■ **Instructions for the task**
Drop the images; return everything else in the listing below exactly.

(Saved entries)
▬▬▬
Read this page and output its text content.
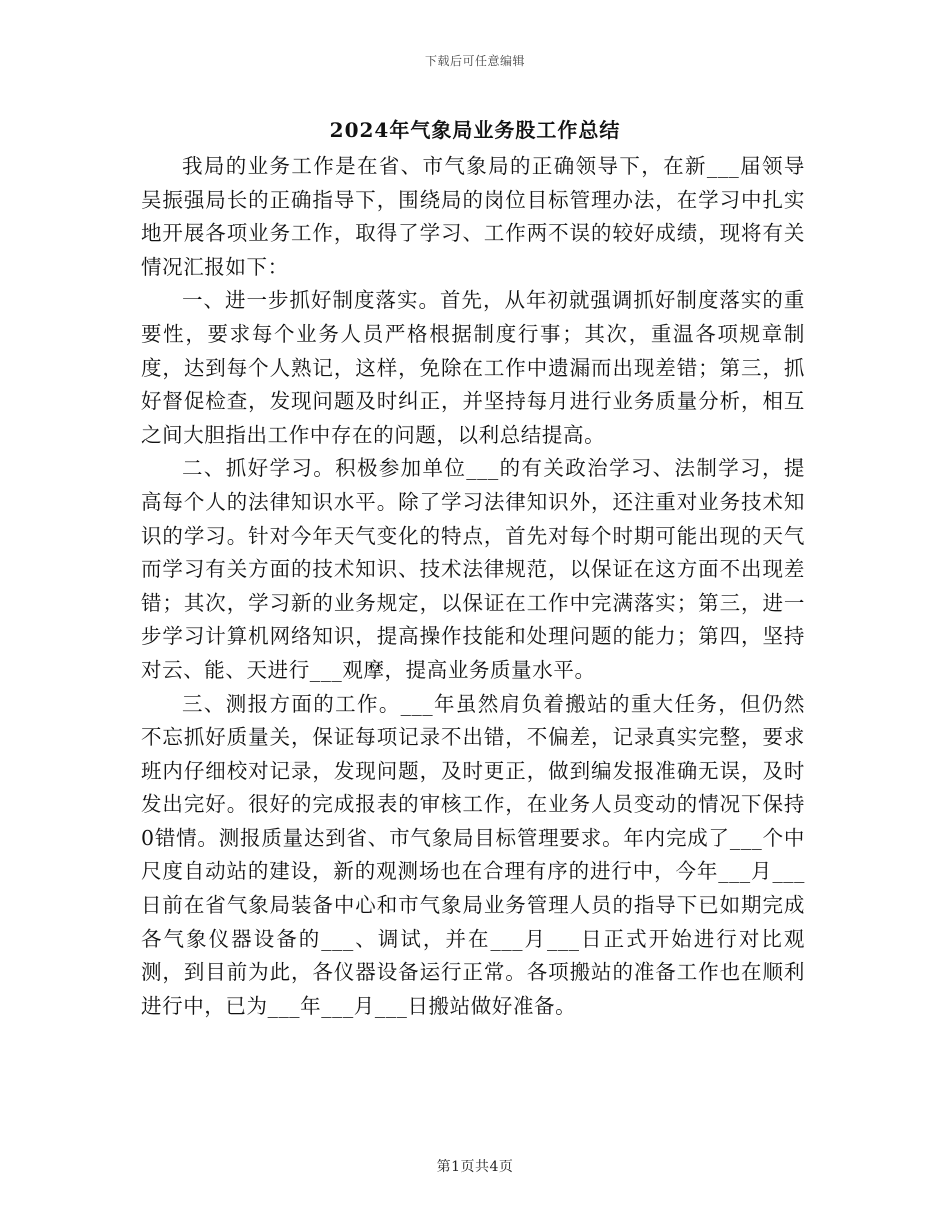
下载后可任意编辑
2024年气象局业务股工作总结

我局的业务工作是在省、市气象局的正确领导下，在新___届领导吴振强局长的正确指导下，围绕局的岗位目标管理办法，在学习中扎实地开展各项业务工作，取得了学习、工作两不误的较好成绩，现将有关情况汇报如下：

一、进一步抓好制度落实。首先，从年初就强调抓好制度落实的重要性，要求每个业务人员严格根据制度行事；其次，重温各项规章制度，达到每个人熟记，这样，免除在工作中遗漏而出现差错；第三，抓好督促检查，发现问题及时纠正，并坚持每月进行业务质量分析，相互之间大胆指出工作中存在的问题，以利总结提高。

二、抓好学习。积极参加单位___的有关政治学习、法制学习，提高每个人的法律知识水平。除了学习法律知识外，还注重对业务技术知识的学习。针对今年天气变化的特点，首先对每个时期可能出现的天气而学习有关方面的技术知识、技术法律规范，以保证在这方面不出现差错；其次，学习新的业务规定，以保证在工作中完满落实；第三，进一步学习计算机网络知识，提高操作技能和处理问题的能力；第四，坚持对云、能、天进行___观摩，提高业务质量水平。

三、测报方面的工作。___年虽然肩负着搬站的重大任务，但仍然不忘抓好质量关，保证每项记录不出错，不偏差，记录真实完整，要求班内仔细校对记录，发现问题，及时更正，做到编发报准确无误，及时发出完好。很好的完成报表的审核工作，在业务人员变动的情况下保持0错情。测报质量达到省、市气象局目标管理要求。年内完成了___个中尺度自动站的建设，新的观测场也在合理有序的进行中，今年___月___日前在省气象局装备中心和市气象局业务管理人员的指导下已如期完成各气象仪器设备的___、调试，并在___月___日正式开始进行对比观测，到目前为此，各仪器设备运行正常。各项搬站的准备工作也在顺利进行中，已为___年___月___日搬站做好准备。

第1页共4页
▬▬▬
■ **Reply**
Read this page and output its text content.
下载后可任意编辑
2024年气象局业务股工作总结

我局的业务工作是在省、市气象局的正确领导下，在新___届领导吴振强局长的正确指导下，围绕局的岗位目标管理办法，在学习中扎实地开展各项业务工作，取得了学习、工作两不误的较好成绩，现将有关情况汇报如下：

一、进一步抓好制度落实。首先，从年初就强调抓好制度落实的重要性，要求每个业务人员严格根据制度行事；其次，重温各项规章制度，达到每个人熟记，这样，免除在工作中遗漏而出现差错；第三，抓好督促检查，发现问题及时纠正，并坚持每月进行业务质量分析，相互之间大胆指出工作中存在的问题，以利总结提高。

二、抓好学习。积极参加单位___的有关政治学习、法制学习，提高每个人的法律知识水平。除了学习法律知识外，还注重对业务技术知识的学习。针对今年天气变化的特点，首先对每个时期可能出现的天气而学习有关方面的技术知识、技术法律规范，以保证在这方面不出现差错；其次，学习新的业务规定，以保证在工作中完满落实；第三，进一步学习计算机网络知识，提高操作技能和处理问题的能力；第四，坚持对云、能、天进行___观摩，提高业务质量水平。

三、测报方面的工作。___年虽然肩负着搬站的重大任务，但仍然不忘抓好质量关，保证每项记录不出错，不偏差，记录真实完整，要求班内仔细校对记录，发现问题，及时更正，做到编发报准确无误，及时发出完好。很好的完成报表的审核工作，在业务人员变动的情况下保持0错情。测报质量达到省、市气象局目标管理要求。年内完成了___个中尺度自动站的建设，新的观测场也在合理有序的进行中，今年___月___日前在省气象局装备中心和市气象局业务管理人员的指导下已如期完成各气象仪器设备的___、调试，并在___月___日正式开始进行对比观测，到目前为此，各仪器设备运行正常。各项搬站的准备工作也在顺利进行中，已为___年___月___日搬站做好准备。

第1页共4页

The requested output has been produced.